:: CONSEGNA SCRITTA A ::
Trascrivi in un elenco numerato le righe del listing, partendo da quella che contiene "458, 837, 467]" e proseguendo fino a quella che contiene "332, 1022, 341]", entrambe incluse. Escludi le righe vuote.

Tale criterio è stato mantenuto fermo da questa Corte in tutta la giurisprudenza posteriore relativa, in particolare, alle riforme ordinamentali che hanno introdotto regole sulla competenza, con effetto anche sui processi in corso (ex multis, sentenze n. 237 del 2007, n. 268 e n. 207 del 1987; ordinanze n. 112 e n. 63 del 2002 e n. 152 del 2001).
3.2.2.– In secondo luogo, la giurisprudenza costituzionale ha spesso posto l’accento – in particolare laddove la disciplina censurata deroghi rispetto alle regole vigenti in via generale in materia di competenza – sulla necessità che lo spostamento di competenza sia previsto dalla legge in funzione di esigenze esse stesse di rilievo costituzionale. Tali esigenze sono state identificate, ad esempio, nella tutela dell’indipendenza e imparzialità del giudice (sentenze n. 109 e n. 50 del 1963, rispettivamente punti 2 e 3 del Considerato in diritto), nell’obiettivo di assicurare la coerenza dei giudicati e il migliore accertamento dei fatti nelle ipotesi di connessione tra procedimenti (sentenze n. 117 del 1972; n. 142 e n. 15 del 1970, entrambe punto 2 del Considerato in diritto; ordinanze n. 159 del 2000 e n. 508 del 1989), ovvero nell’opportunità di assicurare l’uniformità della giurisprudenza in relazione a determinate controversie (sentenza n. 117 del 2012, punto 4.1. del Considerato in diritto).
3.2.3.– Infine, è necessario che lo spostamento di competenza avvenga in presenza di presupposti delineati in maniera chiara e precisa dalla legge, sì da escludere margini di discrezionalità nell’individuazione del nuovo giudice competente (sentenze n. 168 del 1976, punto 3 del Considerato in diritto; n. 174 e n. 6 del 1975, entrambe punto 3 del Considerato in diritto; ordinanze n. 439 del 1998 e n. 508 del 1989) e da assicurare, in tal modo, che anche quest’ultimo giudice possa ritenersi «precostituito» per legge (sentenza n. 1 del 1965, punto 2 del Considerato in diritto).
Per contro, la garanzia in esame è violata da leggi, sia pure di portata generale, che attribuiscano a un organo giurisdizionale il potere di individuare con un proprio provvedimento discrezionale il giudice competente, in relazione a specifici procedimenti già incardinati (sentenze n. 82 del 1971, n. 117 del 1968, n. 110 del 1963 e n. 88 del 1962), o comunque di influire sulla composizione dell’organo giudicante in relazione, ancora, a specifiche controversie già insorte (sentenze n. 393 del 2002 e n. 83 del 1998).

:: CONSEGNA SCRITTA B ::
Prosegui il brano sulla precostituzione per legge del giudice competente, ripartendo subito dopo l'ultima frase riportata.

:: MATERIALE FORNITO ::
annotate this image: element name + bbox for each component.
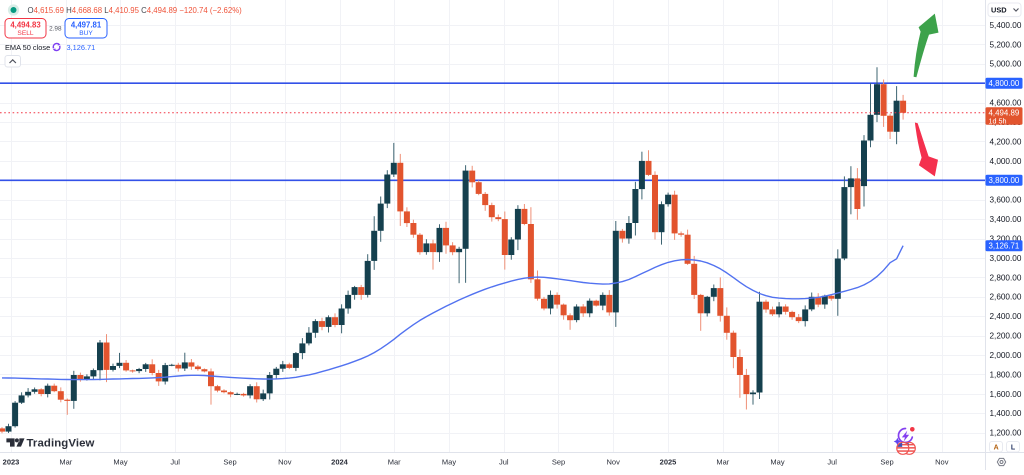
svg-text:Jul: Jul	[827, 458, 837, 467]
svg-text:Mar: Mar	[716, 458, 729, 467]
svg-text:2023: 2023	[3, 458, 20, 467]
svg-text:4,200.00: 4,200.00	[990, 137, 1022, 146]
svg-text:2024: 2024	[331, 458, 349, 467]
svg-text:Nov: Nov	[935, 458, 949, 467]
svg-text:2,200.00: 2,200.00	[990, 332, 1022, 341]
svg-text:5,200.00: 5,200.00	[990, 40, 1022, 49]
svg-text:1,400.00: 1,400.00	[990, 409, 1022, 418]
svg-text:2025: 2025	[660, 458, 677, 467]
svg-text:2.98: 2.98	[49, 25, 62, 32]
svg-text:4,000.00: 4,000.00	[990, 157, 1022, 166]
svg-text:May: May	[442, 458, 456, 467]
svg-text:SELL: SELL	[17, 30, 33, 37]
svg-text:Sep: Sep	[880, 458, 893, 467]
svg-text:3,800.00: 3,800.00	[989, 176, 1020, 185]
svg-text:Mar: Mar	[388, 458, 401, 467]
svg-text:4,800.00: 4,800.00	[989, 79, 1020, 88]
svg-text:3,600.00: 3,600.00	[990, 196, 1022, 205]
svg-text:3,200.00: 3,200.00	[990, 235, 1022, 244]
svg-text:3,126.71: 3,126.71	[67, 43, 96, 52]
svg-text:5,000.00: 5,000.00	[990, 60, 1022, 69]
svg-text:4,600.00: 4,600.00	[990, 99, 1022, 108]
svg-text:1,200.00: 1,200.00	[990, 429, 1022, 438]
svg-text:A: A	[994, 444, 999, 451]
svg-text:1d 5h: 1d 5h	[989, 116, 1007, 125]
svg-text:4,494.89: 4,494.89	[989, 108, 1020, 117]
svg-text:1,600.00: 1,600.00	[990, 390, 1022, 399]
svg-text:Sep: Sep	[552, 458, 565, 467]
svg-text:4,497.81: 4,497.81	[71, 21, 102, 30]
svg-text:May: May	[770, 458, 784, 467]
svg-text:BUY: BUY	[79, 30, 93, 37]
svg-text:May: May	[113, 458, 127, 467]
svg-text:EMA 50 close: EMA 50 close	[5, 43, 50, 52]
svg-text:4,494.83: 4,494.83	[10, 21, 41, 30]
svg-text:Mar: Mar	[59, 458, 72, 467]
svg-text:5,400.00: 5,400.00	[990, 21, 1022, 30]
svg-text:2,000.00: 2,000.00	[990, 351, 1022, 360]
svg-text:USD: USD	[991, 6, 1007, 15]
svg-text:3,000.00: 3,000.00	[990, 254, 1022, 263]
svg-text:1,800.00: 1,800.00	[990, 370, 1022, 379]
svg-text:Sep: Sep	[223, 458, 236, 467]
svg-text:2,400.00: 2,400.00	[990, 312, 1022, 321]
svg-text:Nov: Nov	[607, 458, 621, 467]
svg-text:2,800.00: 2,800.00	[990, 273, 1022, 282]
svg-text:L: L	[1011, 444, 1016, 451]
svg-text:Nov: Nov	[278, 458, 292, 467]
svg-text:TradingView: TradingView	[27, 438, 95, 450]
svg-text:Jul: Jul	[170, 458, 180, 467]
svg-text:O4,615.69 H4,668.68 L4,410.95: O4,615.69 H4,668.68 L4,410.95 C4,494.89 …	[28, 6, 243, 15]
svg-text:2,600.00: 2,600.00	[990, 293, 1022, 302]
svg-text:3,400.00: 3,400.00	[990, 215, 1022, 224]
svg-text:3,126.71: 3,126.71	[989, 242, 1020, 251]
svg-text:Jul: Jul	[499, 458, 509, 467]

:: SOLUZIONE ESERCIZIO A ::
1. svg-text:Jul: Jul	[827, 458, 837, 467]
2. svg-text:Mar: Mar	[716, 458, 729, 467]
3. svg-text:2023: 2023	[3, 458, 20, 467]
4. svg-text:4,200.00: 4,200.00	[990, 137, 1022, 146]
5. svg-text:2024: 2024	[331, 458, 349, 467]
6. svg-text:Nov: Nov	[935, 458, 949, 467]
7. svg-text:2,200.00: 2,200.00	[990, 332, 1022, 341]

:: SOLUZIONE ESERCIZIO B ::
3.3.– Questa Corte ritiene che la disciplina oggi censurata non si ponga in contrasto con le condizioni minime di compatibilità con l’art. 25, primo comma, Cost. desumibili dalla giurisprudenza costituzionale sin qui richiamata.
3.3.1.– Come poc’anzi sottolineato (supra, 3.1.5.), la disposizione censurata determina indubbiamente uno spostamento di competenza rispetto a procedimenti cautelari in corso.
Tale effetto discende, però, non già da una legge provvedimento che riguardi lo specifico procedimento cautelare concernente lo stabilimento oggetto del processo a quo – ciò che sarebbe senz’altro contrario alla garanzia costituzionale in esame –, ma da una «disciplina generale e astratta, e dunque potenzialmente applicabile a una pluralità indeterminata di casi analoghi» (sentenza n. 105 del 2024, punto 3.2. del Considerato in diritto), in presenza del presupposto costituito dalla dichiarazione dell’interesse strategico nazionale – ai sensi dell’art. 1 del d.l. n. 207 del 2012, come convertito – dello stabilimento o dell’impianto sottoposto a sequestro.
In particolare, il comma 1-bis.2 ora censurato ricollega all’adozione delle misure di bilanciamento disciplinate dal quinto periodo del comma precedente l’effetto di spostamento della competenza al Tribunale di Roma per il giudizio di appello cautelare contro il provvedimento che, a valle di tali misure, abbia comunque negato l’autorizzazione alla prosecuzione dell’attività dello stabilimento o dell’impianto. L’adozione delle misure da parte del Governo, e il successivo provvedimento negativo dell’autorizzazione alla prosecuzione dell’attività, costituiscono dunque i presupposti indicati in via generale e astratta dalla legge, in presenza dei quali si verifica lo spostamento di competenza dal tribunale territoriale al Tribunale di Roma.
3.3.2.– Tale disciplina – che deroga a quella ordinariamente disegnata dall’art. 322-bis cod. proc. pen. – è stata giustificata dalla relazione illustrativa alla legge n. 17 del 2023, di conversione del d.l. n. 2 del 2023, con riferimento alla necessità di «mantenere unitarietà di indirizzi applicativi su tutto il territorio nazionale, nonché [di] maturare una specializzazione nella gestione di un profilo di intervento di certo delicato e complesso», in relazione alla peculiare situazione in cui il provvedimento di sequestro abbia ad oggetto stabilimenti o impianti di interesse strategico nazionale, o comunque ad essi serventi.
Come già rammentato (supra, 3.2.2.), l’obiettivo di assicurare l’uniformità della giurisprudenza – di indubbio rilievo costituzionale, in relazione al principio di certezza del diritto (sul cui rilievo costituzionale si vedano le sentenze n. 7 del 2025, punto 2.2.3 del Considerato in diritto, n. 146 del 2024, punto 8 del Considerato in diritto, n. 147 del 2023, punti 4.4. e 4.5. del Considerato in diritto, n. 110 del 2023, punti 4.3.4. e seguenti del Considerato in diritto) e alla stessa tutela della parità di trattamento tra i consociati – è già stato ritenuto da questa Corte idoneo a giustificare deroghe, fissate in via generale dalla legge, alle regole generale sulla competenza (sentenza n. 117 del 2012, punto 4.1. del Considerato in diritto).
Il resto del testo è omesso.